Every line of the material is to be repeated exactly as it stands.
#### Material to process
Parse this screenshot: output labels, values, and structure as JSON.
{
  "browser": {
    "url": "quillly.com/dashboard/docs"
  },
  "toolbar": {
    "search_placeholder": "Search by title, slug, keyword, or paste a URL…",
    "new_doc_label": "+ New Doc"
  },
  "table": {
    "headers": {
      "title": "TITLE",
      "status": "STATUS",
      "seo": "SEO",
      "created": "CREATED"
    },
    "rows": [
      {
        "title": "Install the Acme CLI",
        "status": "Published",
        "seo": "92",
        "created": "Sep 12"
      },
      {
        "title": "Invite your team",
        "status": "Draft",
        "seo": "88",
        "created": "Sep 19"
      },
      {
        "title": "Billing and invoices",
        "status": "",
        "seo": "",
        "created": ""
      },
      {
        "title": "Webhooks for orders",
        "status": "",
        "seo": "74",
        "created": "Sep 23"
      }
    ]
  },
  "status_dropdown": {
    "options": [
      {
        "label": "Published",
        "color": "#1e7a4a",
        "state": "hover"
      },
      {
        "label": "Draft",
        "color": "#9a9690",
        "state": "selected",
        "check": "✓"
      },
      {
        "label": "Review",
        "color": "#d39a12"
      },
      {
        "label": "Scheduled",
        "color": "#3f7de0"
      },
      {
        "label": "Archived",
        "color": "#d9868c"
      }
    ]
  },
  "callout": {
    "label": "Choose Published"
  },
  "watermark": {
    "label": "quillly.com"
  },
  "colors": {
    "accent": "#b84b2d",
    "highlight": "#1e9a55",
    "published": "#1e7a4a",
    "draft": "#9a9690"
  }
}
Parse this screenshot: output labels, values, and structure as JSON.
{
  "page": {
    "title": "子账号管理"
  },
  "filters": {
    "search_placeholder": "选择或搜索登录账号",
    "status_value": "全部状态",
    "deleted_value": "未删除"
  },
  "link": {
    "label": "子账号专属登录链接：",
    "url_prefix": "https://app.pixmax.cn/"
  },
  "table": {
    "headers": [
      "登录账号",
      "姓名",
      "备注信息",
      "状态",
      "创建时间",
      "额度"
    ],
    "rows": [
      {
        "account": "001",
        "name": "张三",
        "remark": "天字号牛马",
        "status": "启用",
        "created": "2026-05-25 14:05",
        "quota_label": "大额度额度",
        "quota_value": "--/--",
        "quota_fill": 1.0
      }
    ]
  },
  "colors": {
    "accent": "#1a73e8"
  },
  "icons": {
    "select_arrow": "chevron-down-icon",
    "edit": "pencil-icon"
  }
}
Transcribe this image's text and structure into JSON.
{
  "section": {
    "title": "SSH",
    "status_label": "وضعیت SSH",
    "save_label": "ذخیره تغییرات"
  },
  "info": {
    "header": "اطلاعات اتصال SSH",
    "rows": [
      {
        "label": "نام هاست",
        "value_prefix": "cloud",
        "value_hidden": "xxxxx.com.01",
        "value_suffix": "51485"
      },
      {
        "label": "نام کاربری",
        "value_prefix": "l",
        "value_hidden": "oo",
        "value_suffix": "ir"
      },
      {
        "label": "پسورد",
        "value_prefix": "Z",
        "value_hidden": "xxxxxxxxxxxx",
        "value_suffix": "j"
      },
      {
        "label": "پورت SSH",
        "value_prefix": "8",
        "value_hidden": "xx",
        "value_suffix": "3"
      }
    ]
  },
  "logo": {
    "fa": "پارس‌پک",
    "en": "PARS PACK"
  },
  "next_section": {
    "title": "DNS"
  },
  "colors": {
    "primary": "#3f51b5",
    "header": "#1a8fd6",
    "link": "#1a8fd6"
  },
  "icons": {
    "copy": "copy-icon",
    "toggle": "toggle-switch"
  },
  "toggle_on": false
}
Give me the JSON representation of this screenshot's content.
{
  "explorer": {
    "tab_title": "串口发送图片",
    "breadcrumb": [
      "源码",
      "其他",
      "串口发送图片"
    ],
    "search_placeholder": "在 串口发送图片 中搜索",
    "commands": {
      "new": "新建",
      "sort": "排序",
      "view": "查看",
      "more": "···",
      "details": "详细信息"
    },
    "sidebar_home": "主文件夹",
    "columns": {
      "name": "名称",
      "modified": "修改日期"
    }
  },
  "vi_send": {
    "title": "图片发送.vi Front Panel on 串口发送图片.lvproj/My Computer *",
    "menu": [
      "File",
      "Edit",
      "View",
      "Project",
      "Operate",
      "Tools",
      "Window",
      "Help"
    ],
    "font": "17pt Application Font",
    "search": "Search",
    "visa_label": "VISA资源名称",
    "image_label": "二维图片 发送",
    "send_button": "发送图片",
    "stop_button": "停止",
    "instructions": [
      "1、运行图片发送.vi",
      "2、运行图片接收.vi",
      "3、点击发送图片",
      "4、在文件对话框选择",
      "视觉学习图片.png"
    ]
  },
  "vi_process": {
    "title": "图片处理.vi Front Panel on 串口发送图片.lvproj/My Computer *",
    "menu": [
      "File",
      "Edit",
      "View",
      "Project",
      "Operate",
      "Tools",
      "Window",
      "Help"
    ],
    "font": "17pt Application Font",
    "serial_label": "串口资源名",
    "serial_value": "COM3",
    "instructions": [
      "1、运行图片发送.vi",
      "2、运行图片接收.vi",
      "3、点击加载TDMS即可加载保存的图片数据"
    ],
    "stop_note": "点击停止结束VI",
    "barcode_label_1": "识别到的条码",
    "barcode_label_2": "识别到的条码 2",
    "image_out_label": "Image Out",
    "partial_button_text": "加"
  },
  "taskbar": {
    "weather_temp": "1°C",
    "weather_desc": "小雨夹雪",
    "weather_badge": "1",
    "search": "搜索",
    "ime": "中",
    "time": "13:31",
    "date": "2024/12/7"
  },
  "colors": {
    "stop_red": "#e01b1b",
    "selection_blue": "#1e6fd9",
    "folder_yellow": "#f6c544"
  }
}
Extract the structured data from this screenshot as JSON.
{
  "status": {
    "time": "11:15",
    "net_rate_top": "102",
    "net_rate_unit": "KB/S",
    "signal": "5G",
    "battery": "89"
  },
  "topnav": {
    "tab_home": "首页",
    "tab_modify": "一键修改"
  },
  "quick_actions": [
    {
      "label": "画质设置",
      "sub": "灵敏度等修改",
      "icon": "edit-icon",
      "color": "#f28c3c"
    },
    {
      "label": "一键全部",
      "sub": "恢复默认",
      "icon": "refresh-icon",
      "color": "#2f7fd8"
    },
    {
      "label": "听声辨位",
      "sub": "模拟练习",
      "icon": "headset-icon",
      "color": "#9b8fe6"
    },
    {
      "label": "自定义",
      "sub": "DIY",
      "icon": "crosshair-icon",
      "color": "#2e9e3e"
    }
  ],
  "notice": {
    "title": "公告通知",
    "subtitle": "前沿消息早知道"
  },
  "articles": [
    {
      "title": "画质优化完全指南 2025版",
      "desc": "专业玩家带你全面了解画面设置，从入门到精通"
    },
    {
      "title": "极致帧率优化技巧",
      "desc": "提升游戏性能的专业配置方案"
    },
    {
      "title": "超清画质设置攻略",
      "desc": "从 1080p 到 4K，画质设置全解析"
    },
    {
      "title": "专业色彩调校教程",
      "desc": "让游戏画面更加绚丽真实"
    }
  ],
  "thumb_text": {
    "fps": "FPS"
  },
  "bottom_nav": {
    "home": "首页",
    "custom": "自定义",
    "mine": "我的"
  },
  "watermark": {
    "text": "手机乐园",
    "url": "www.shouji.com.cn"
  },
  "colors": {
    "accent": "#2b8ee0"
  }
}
########
_The answer_:
Parse this screenshot: output labels, values, and structure as JSON.
{
  "browser": {
    "url": "quillly.com/dashboard/docs"
  },
  "toolbar": {
    "search_placeholder": "Search by title, slug, keyword, or paste a URL…",
    "new_doc_label": "+ New Doc"
  },
  "table": {
    "headers": {
      "title": "TITLE",
      "status": "STATUS",
      "seo": "SEO",
      "created": "CREATED"
    },
    "rows": [
      {
        "title": "Install the Acme CLI",
        "status": "Published",
        "seo": "92",
        "created": "Sep 12"
      },
      {
        "title": "Invite your team",
        "status": "Draft",
        "seo": "88",
        "created": "Sep 19"
      },
      {
        "title": "Billing and invoices",
        "status": "",
        "seo": "",
        "created": ""
      },
      {
        "title": "Webhooks for orders",
        "status": "",
        "seo": "74",
        "created": "Sep 23"
      }
    ]
  },
  "status_dropdown": {
    "options": [
      {
        "label": "Published",
        "color": "#1e7a4a",
        "state": "hover"
      },
      {
        "label": "Draft",
        "color": "#9a9690",
        "state": "selected",
        "check": "✓"
      },
      {
        "label": "Review",
        "color": "#d39a12"
      },
      {
        "label": "Scheduled",
        "color": "#3f7de0"
      },
      {
        "label": "Archived",
        "color": "#d9868c"
      }
    ]
  },
  "callout": {
    "label": "Choose Published"
  },
  "watermark": {
    "label": "quillly.com"
  },
  "colors": {
    "accent": "#b84b2d",
    "highlight": "#1e9a55",
    "published": "#1e7a4a",
    "draft": "#9a9690"
  }
}
Parse this screenshot: output labels, values, and structure as JSON.
{
  "page": {
    "title": "子账号管理"
  },
  "filters": {
    "search_placeholder": "选择或搜索登录账号",
    "status_value": "全部状态",
    "deleted_value": "未删除"
  },
  "link": {
    "label": "子账号专属登录链接：",
    "url_prefix": "https://app.pixmax.cn/"
  },
  "table": {
    "headers": [
      "登录账号",
      "姓名",
      "备注信息",
      "状态",
      "创建时间",
      "额度"
    ],
    "rows": [
      {
        "account": "001",
        "name": "张三",
        "remark": "天字号牛马",
        "status": "启用",
        "created": "2026-05-25 14:05",
        "quota_label": "大额度额度",
        "quota_value": "--/--",
        "quota_fill": 1.0
      }
    ]
  },
  "colors": {
    "accent": "#1a73e8"
  },
  "icons": {
    "select_arrow": "chevron-down-icon",
    "edit": "pencil-icon"
  }
}
Transcribe this image's text and structure into JSON.
{
  "section": {
    "title": "SSH",
    "status_label": "وضعیت SSH",
    "save_label": "ذخیره تغییرات"
  },
  "info": {
    "header": "اطلاعات اتصال SSH",
    "rows": [
      {
        "label": "نام هاست",
        "value_prefix": "cloud",
        "value_hidden": "xxxxx.com.01",
        "value_suffix": "51485"
      },
      {
        "label": "نام کاربری",
        "value_prefix": "l",
        "value_hidden": "oo",
        "value_suffix": "ir"
      },
      {
        "label": "پسورد",
        "value_prefix": "Z",
        "value_hidden": "xxxxxxxxxxxx",
        "value_suffix": "j"
      },
      {
        "label": "پورت SSH",
        "value_prefix": "8",
        "value_hidden": "xx",
        "value_suffix": "3"
      }
    ]
  },
  "logo": {
    "fa": "پارس‌پک",
    "en": "PARS PACK"
  },
  "next_section": {
    "title": "DNS"
  },
  "colors": {
    "primary": "#3f51b5",
    "header": "#1a8fd6",
    "link": "#1a8fd6"
  },
  "icons": {
    "copy": "copy-icon",
    "toggle": "toggle-switch"
  },
  "toggle_on": false
}
Give me the JSON representation of this screenshot's content.
{
  "explorer": {
    "tab_title": "串口发送图片",
    "breadcrumb": [
      "源码",
      "其他",
      "串口发送图片"
    ],
    "search_placeholder": "在 串口发送图片 中搜索",
    "commands": {
      "new": "新建",
      "sort": "排序",
      "view": "查看",
      "more": "···",
      "details": "详细信息"
    },
    "sidebar_home": "主文件夹",
    "columns": {
      "name": "名称",
      "modified": "修改日期"
    }
  },
  "vi_send": {
    "title": "图片发送.vi Front Panel on 串口发送图片.lvproj/My Computer *",
    "menu": [
      "File",
      "Edit",
      "View",
      "Project",
      "Operate",
      "Tools",
      "Window",
      "Help"
    ],
    "font": "17pt Application Font",
    "search": "Search",
    "visa_label": "VISA资源名称",
    "image_label": "二维图片 发送",
    "send_button": "发送图片",
    "stop_button": "停止",
    "instructions": [
      "1、运行图片发送.vi",
      "2、运行图片接收.vi",
      "3、点击发送图片",
      "4、在文件对话框选择",
      "视觉学习图片.png"
    ]
  },
  "vi_process": {
    "title": "图片处理.vi Front Panel on 串口发送图片.lvproj/My Computer *",
    "menu": [
      "File",
      "Edit",
      "View",
      "Project",
      "Operate",
      "Tools",
      "Window",
      "Help"
    ],
    "font": "17pt Application Font",
    "serial_label": "串口资源名",
    "serial_value": "COM3",
    "instructions": [
      "1、运行图片发送.vi",
      "2、运行图片接收.vi",
      "3、点击加载TDMS即可加载保存的图片数据"
    ],
    "stop_note": "点击停止结束VI",
    "barcode_label_1": "识别到的条码",
    "barcode_label_2": "识别到的条码 2",
    "image_out_label": "Image Out",
    "partial_button_text": "加"
  },
  "taskbar": {
    "weather_temp": "1°C",
    "weather_desc": "小雨夹雪",
    "weather_badge": "1",
    "search": "搜索",
    "ime": "中",
    "time": "13:31",
    "date": "2024/12/7"
  },
  "colors": {
    "stop_red": "#e01b1b",
    "selection_blue": "#1e6fd9",
    "folder_yellow": "#f6c544"
  }
}
Extract the structured data from this screenshot as JSON.
{
  "status": {
    "time": "11:15",
    "net_rate_top": "102",
    "net_rate_unit": "KB/S",
    "signal": "5G",
    "battery": "89"
  },
  "topnav": {
    "tab_home": "首页",
    "tab_modify": "一键修改"
  },
  "quick_actions": [
    {
      "label": "画质设置",
      "sub": "灵敏度等修改",
      "icon": "edit-icon",
      "color": "#f28c3c"
    },
    {
      "label": "一键全部",
      "sub": "恢复默认",
      "icon": "refresh-icon",
      "color": "#2f7fd8"
    },
    {
      "label": "听声辨位",
      "sub": "模拟练习",
      "icon": "headset-icon",
      "color": "#9b8fe6"
    },
    {
      "label": "自定义",
      "sub": "DIY",
      "icon": "crosshair-icon",
      "color": "#2e9e3e"
    }
  ],
  "notice": {
    "title": "公告通知",
    "subtitle": "前沿消息早知道"
  },
  "articles": [
    {
      "title": "画质优化完全指南 2025版",
      "desc": "专业玩家带你全面了解画面设置，从入门到精通"
    },
    {
      "title": "极致帧率优化技巧",
      "desc": "提升游戏性能的专业配置方案"
    },
    {
      "title": "超清画质设置攻略",
      "desc": "从 1080p 到 4K，画质设置全解析"
    },
    {
      "title": "专业色彩调校教程",
      "desc": "让游戏画面更加绚丽真实"
    }
  ],
  "thumb_text": {
    "fps": "FPS"
  },
  "bottom_nav": {
    "home": "首页",
    "custom": "自定义",
    "mine": "我的"
  },
  "watermark": {
    "text": "手机乐园",
    "url": "www.shouji.com.cn"
  },
  "colors": {
    "accent": "#2b8ee0"
  }
}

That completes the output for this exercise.